**What needs to be done**
Exclude images, then output the remaining data verbatim.

[Recorded data]
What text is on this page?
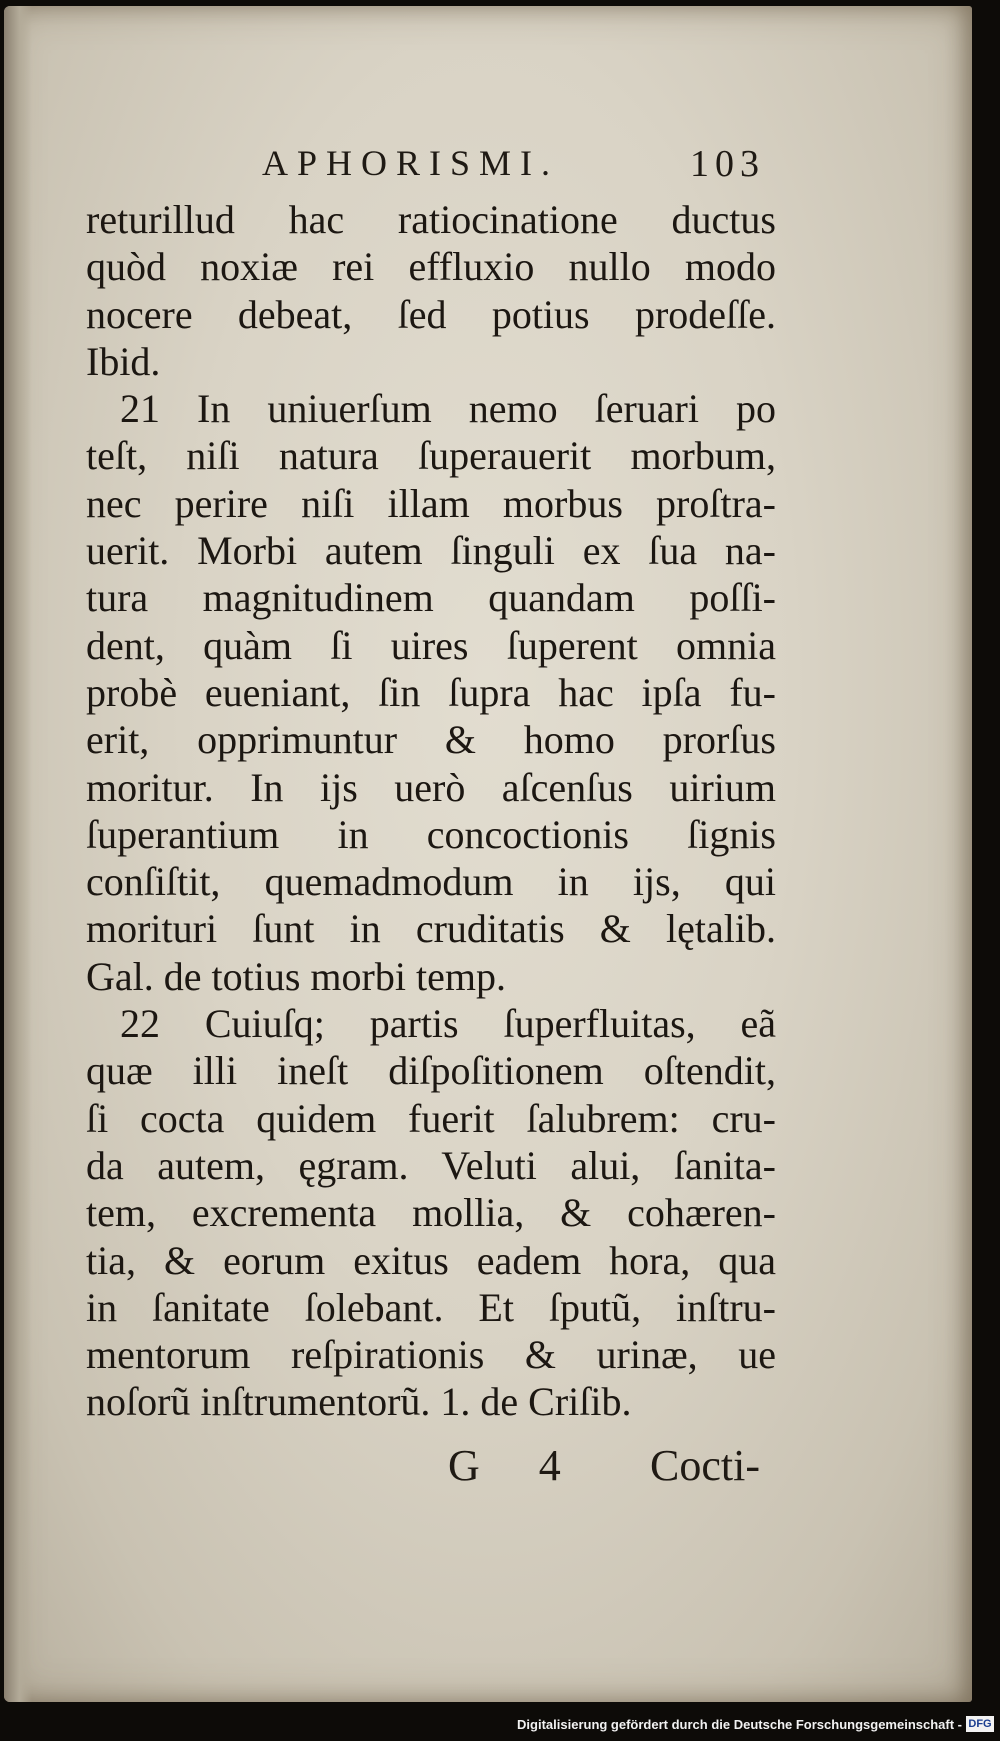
APHORISMI.	103
returillud hac ratiocinatione ductus
quòd noxiæ rei effluxio nullo modo
nocere debeat, ſed potius prodeſſe.
Ibid.
21 In uniuerſum nemo ſeruari po
teſt, niſi natura ſuperauerit morbum,
nec perire niſi illam morbus proſtra-
uerit. Morbi autem ſinguli ex ſua na-
tura magnitudinem quandam poſſi-
dent, quàm ſi uires ſuperent omnia
probè eueniant, ſin ſupra hac ipſa fu-
erit, opprimuntur & homo prorſus
moritur. In ijs uerò aſcenſus uirium
ſuperantium in concoctionis ſignis
conſiſtit, quemadmodum in ijs, qui
morituri ſunt in cruditatis & lętalib.
Gal. de totius morbi temp.
22 Cuiuſq; partis ſuperfluitas, eã
quæ illi ineſt diſpoſitionem oſtendit,
ſi cocta quidem fuerit ſalubrem: cru-
da autem, ęgram. Veluti alui, ſanita-
tem, excrementa mollia, & cohæren-
tia, & eorum exitus eadem hora, qua
in ſanitate ſolebant. Et ſputũ, inſtru-
mentorum reſpirationis & urinæ, ue
noſorũ inſtrumentorũ. 1. de Criſib.
G 4 Cocti-
Digitalisierung gefördert durch die Deutsche Forschungsgemeinschaft - DFG
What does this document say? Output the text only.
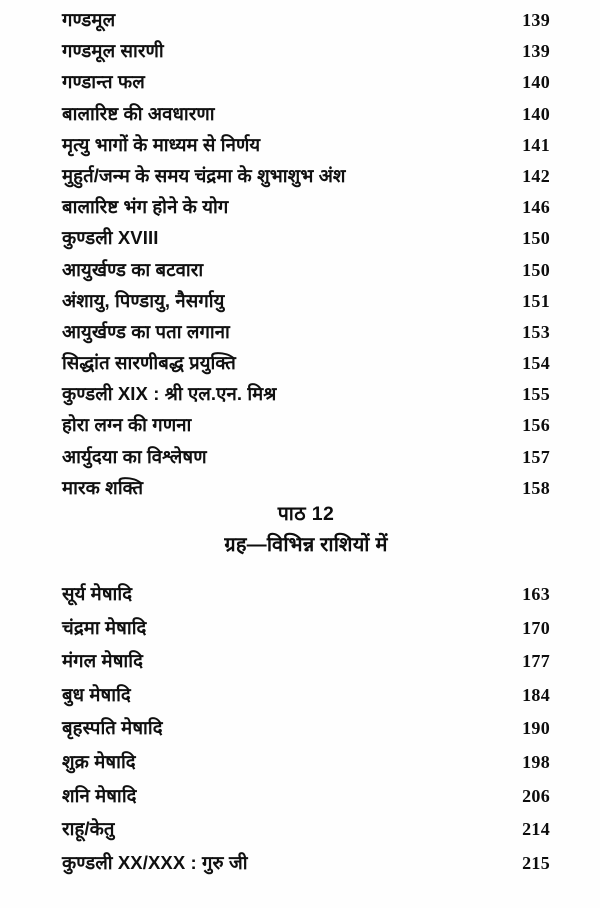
गण्डमूल	139
गण्डमूल सारणी	139
गण्डान्त फल	140
बालारिष्ट की अवधारणा	140
मृत्यु भागों के माध्यम से निर्णय	141
मुहुर्त/जन्म के समय चंद्रमा के शुभाशुभ अंश	142
बालारिष्ट भंग होने के योग	146
कुण्डली XVIII	150
आयुर्खण्ड का बटवारा	150
अंशायु, पिण्डायु, नैसर्गायु	151
आयुर्खण्ड का पता लगाना	153
सिद्धांत सारणीबद्ध प्रयुक्ति	154
कुण्डली XIX : श्री एल.एन. मिश्र	155
होरा लग्न की गणना	156
आर्युदया का विश्लेषण	157
मारक शक्ति	158
पाठ 12
ग्रह—विभिन्न राशियों में
सूर्य मेषादि	163
चंद्रमा मेषादि	170
मंगल मेषादि	177
बुध मेषादि	184
बृहस्पति मेषादि	190
शुक्र मेषादि	198
शनि मेषादि	206
राहू/केतु	214
कुण्डली XX/XXX : गुरु जी	215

**Final result**
What text is on this page?
APHORISMI.	103
returillud hac ratiocinatione ductus
quòd noxiæ rei effluxio nullo modo
nocere debeat, ſed potius prodeſſe.
Ibid.
21 In uniuerſum nemo ſeruari po
teſt, niſi natura ſuperauerit morbum,
nec perire niſi illam morbus proſtra-
uerit. Morbi autem ſinguli ex ſua na-
tura magnitudinem quandam poſſi-
dent, quàm ſi uires ſuperent omnia
probè eueniant, ſin ſupra hac ipſa fu-
erit, opprimuntur & homo prorſus
moritur. In ijs uerò aſcenſus uirium
ſuperantium in concoctionis ſignis
conſiſtit, quemadmodum in ijs, qui
morituri ſunt in cruditatis & lętalib.
Gal. de totius morbi temp.
22 Cuiuſq; partis ſuperfluitas, eã
quæ illi ineſt diſpoſitionem oſtendit,
ſi cocta quidem fuerit ſalubrem: cru-
da autem, ęgram. Veluti alui, ſanita-
tem, excrementa mollia, & cohæren-
tia, & eorum exitus eadem hora, qua
in ſanitate ſolebant. Et ſputũ, inſtru-
mentorum reſpirationis & urinæ, ue
noſorũ inſtrumentorũ. 1. de Criſib.
G 4 Cocti-
Digitalisierung gefördert durch die Deutsche Forschungsgemeinschaft - DFG
What does this document say? Output the text only.
गण्डमूल	139
गण्डमूल सारणी	139
गण्डान्त फल	140
बालारिष्ट की अवधारणा	140
मृत्यु भागों के माध्यम से निर्णय	141
मुहुर्त/जन्म के समय चंद्रमा के शुभाशुभ अंश	142
बालारिष्ट भंग होने के योग	146
कुण्डली XVIII	150
आयुर्खण्ड का बटवारा	150
अंशायु, पिण्डायु, नैसर्गायु	151
आयुर्खण्ड का पता लगाना	153
सिद्धांत सारणीबद्ध प्रयुक्ति	154
कुण्डली XIX : श्री एल.एन. मिश्र	155
होरा लग्न की गणना	156
आर्युदया का विश्लेषण	157
मारक शक्ति	158
पाठ 12
ग्रह—विभिन्न राशियों में
सूर्य मेषादि	163
चंद्रमा मेषादि	170
मंगल मेषादि	177
बुध मेषादि	184
बृहस्पति मेषादि	190
शुक्र मेषादि	198
शनि मेषादि	206
राहू/केतु	214
कुण्डली XX/XXX : गुरु जी	215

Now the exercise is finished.